◆ **What the task requires**: Find each line containing the string "ratio" and return it.
══════
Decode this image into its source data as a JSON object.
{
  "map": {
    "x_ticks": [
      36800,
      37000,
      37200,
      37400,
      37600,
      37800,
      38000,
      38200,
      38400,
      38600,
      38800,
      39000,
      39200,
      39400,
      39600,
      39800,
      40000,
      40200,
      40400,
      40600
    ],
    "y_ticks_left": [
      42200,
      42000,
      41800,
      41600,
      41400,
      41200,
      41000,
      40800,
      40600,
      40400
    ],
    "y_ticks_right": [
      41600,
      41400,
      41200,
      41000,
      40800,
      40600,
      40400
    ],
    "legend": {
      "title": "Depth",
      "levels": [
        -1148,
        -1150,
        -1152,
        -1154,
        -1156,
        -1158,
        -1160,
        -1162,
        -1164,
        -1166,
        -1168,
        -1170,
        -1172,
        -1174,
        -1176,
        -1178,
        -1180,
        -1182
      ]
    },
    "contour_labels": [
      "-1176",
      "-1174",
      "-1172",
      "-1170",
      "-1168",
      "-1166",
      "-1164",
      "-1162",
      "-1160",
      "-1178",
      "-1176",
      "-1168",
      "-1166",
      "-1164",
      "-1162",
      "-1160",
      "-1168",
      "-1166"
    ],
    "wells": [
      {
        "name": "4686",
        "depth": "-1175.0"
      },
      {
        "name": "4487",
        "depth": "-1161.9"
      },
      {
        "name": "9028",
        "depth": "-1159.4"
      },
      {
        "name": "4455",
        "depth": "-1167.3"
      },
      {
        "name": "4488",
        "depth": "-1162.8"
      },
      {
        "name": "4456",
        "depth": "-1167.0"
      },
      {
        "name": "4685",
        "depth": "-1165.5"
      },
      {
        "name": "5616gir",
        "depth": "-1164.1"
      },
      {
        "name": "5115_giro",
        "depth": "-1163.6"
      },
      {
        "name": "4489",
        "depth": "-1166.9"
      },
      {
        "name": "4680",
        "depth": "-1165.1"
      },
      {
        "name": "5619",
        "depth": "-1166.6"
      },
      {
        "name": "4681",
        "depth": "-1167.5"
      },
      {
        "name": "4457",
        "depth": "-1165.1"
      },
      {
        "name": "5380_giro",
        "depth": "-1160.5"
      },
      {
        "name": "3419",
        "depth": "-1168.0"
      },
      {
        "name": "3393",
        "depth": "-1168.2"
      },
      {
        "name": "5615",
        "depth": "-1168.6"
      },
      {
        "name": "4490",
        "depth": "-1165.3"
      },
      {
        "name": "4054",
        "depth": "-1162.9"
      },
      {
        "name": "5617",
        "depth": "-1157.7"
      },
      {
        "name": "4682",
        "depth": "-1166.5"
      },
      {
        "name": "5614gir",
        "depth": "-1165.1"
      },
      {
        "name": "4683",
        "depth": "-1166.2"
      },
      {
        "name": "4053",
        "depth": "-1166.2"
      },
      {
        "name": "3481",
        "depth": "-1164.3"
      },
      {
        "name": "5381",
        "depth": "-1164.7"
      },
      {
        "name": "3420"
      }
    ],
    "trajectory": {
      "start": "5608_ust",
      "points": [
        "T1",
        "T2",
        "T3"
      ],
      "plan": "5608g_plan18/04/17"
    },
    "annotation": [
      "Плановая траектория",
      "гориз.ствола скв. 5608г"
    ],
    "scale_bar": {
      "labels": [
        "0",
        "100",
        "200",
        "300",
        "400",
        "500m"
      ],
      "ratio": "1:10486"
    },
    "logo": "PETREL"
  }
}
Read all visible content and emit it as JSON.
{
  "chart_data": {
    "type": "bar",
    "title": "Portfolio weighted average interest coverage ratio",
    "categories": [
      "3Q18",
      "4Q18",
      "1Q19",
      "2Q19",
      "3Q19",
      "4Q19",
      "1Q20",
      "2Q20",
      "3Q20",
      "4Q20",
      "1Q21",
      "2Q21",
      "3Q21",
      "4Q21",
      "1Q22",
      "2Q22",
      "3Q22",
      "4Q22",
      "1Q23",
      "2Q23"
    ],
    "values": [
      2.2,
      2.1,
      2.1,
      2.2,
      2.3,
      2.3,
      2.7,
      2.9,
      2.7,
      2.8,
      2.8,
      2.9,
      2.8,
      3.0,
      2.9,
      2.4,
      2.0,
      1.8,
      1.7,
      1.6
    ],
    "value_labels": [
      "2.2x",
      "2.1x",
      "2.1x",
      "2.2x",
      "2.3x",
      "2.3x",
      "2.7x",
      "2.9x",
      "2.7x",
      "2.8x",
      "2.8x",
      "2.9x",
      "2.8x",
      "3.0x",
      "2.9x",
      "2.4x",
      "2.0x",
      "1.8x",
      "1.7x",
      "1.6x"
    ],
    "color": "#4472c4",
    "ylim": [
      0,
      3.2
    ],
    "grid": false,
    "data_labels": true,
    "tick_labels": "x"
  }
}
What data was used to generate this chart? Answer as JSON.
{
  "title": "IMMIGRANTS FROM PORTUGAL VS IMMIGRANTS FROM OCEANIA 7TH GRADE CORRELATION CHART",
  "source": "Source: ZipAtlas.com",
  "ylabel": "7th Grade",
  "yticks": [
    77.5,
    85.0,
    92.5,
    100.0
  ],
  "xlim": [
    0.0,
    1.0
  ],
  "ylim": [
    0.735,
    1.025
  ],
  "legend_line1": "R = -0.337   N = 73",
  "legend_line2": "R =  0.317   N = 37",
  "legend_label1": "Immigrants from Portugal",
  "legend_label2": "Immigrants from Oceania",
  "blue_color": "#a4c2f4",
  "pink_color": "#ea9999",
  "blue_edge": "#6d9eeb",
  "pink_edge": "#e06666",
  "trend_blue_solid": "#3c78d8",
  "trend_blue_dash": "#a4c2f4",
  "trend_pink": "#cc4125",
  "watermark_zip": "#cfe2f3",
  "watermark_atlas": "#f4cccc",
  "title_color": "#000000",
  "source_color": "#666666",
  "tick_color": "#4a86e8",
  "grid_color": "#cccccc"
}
══════
◆ **Finished exercise**:
      "ratio": "1:10486"
    "title": "Portfolio weighted average interest coverage ratio",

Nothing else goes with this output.